Exercise
Which lines in the material below contain the word "beenden"? Copy each of them.

********

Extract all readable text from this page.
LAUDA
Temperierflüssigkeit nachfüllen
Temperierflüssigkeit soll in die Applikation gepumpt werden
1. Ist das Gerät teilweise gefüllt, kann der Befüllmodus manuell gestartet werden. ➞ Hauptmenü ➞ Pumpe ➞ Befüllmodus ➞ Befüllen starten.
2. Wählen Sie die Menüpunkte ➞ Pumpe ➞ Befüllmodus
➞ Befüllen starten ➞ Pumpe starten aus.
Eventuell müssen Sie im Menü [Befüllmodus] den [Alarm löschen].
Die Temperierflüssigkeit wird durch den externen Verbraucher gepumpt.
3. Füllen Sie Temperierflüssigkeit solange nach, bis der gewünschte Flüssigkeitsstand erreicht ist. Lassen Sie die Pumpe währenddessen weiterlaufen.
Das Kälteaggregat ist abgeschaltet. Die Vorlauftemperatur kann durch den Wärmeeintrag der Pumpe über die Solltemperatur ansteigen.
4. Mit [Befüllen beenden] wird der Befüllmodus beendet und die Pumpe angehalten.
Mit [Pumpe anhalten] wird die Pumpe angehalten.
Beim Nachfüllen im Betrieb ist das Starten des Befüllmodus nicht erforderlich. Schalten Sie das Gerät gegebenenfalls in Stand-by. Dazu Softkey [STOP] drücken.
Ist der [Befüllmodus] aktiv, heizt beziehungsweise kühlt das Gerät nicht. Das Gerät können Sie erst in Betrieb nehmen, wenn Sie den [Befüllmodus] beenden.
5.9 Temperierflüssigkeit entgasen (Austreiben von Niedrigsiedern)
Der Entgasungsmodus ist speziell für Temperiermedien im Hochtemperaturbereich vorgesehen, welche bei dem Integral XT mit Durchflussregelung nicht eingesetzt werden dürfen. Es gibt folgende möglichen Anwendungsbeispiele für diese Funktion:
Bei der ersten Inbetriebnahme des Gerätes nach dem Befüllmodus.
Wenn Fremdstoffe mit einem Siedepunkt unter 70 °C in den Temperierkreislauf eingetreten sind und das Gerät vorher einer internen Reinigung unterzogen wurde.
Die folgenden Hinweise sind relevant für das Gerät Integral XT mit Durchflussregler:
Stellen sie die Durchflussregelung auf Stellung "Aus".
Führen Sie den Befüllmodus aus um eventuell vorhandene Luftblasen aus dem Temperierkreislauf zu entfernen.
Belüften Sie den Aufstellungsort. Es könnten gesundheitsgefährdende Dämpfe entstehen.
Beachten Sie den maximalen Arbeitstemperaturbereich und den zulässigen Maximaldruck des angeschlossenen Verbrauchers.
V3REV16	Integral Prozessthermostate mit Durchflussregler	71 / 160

********

Solution to this task
4. Mit [Befüllen beenden] wird der Befüllmodus beendet und die Pumpe angehalten.
Ist der [Befüllmodus] aktiv, heizt beziehungsweise kühlt das Gerät nicht. Das Gerät können Sie erst in Betrieb nehmen, wenn Sie den [Befüllmodus] beenden.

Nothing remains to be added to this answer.